(WHAT YOU ARE ASKED TO DO) Your task is to copy every line of the records below that contains "così".

** START RECORDS FOR PROCESSING **

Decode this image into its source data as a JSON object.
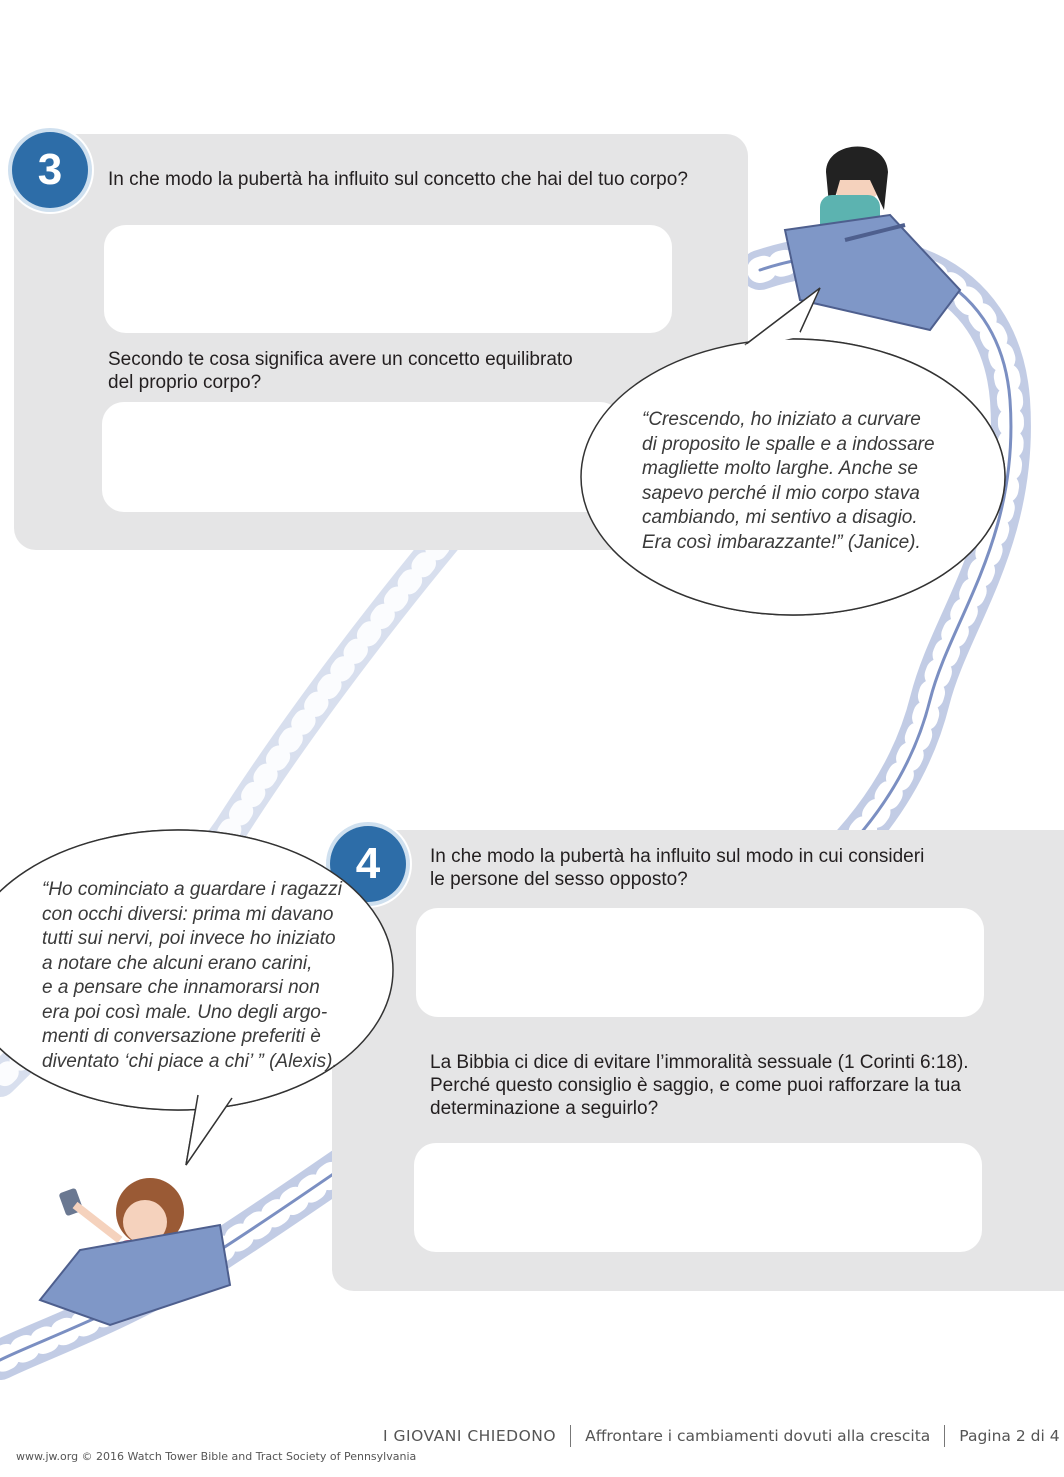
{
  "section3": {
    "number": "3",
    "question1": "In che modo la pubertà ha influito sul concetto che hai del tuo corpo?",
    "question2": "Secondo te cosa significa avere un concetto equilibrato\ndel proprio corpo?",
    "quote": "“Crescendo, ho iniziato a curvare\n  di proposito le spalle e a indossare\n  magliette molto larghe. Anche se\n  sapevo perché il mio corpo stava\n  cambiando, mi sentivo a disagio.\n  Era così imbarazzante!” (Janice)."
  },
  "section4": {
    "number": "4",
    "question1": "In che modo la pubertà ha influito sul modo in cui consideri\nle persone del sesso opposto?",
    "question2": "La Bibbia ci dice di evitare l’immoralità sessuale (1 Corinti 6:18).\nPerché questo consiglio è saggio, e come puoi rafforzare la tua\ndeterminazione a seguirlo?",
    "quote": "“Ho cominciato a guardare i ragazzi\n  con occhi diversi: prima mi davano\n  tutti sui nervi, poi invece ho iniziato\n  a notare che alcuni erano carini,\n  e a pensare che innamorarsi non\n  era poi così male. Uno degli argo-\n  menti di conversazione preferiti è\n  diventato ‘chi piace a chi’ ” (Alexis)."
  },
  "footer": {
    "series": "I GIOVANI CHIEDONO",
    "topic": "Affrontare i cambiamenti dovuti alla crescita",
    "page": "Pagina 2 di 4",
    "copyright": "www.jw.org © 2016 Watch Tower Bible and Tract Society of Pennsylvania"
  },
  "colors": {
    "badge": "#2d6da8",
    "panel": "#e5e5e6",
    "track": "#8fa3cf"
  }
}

** END RECORDS FOR PROCESSING **

(TASK OUTPUT)
    "quote": "“Crescendo, ho iniziato a curvare\n  di proposito le spalle e a indossare\n  magliette molto larghe. Anche se\n  sapevo perché il mio corpo stava\n  cambiando, mi sentivo a disagio.\n  Era così imbarazzante!” (Janice)."
    "quote": "“Ho cominciato a guardare i ragazzi\n  con occhi diversi: prima mi davano\n  tutti sui nervi, poi invece ho iniziato\n  a notare che alcuni erano carini,\n  e a pensare che innamorarsi non\n  era poi così male. Uno degli argo-\n  menti di conversazione preferiti è\n  diventato ‘chi piace a chi’ ” (Alexis)."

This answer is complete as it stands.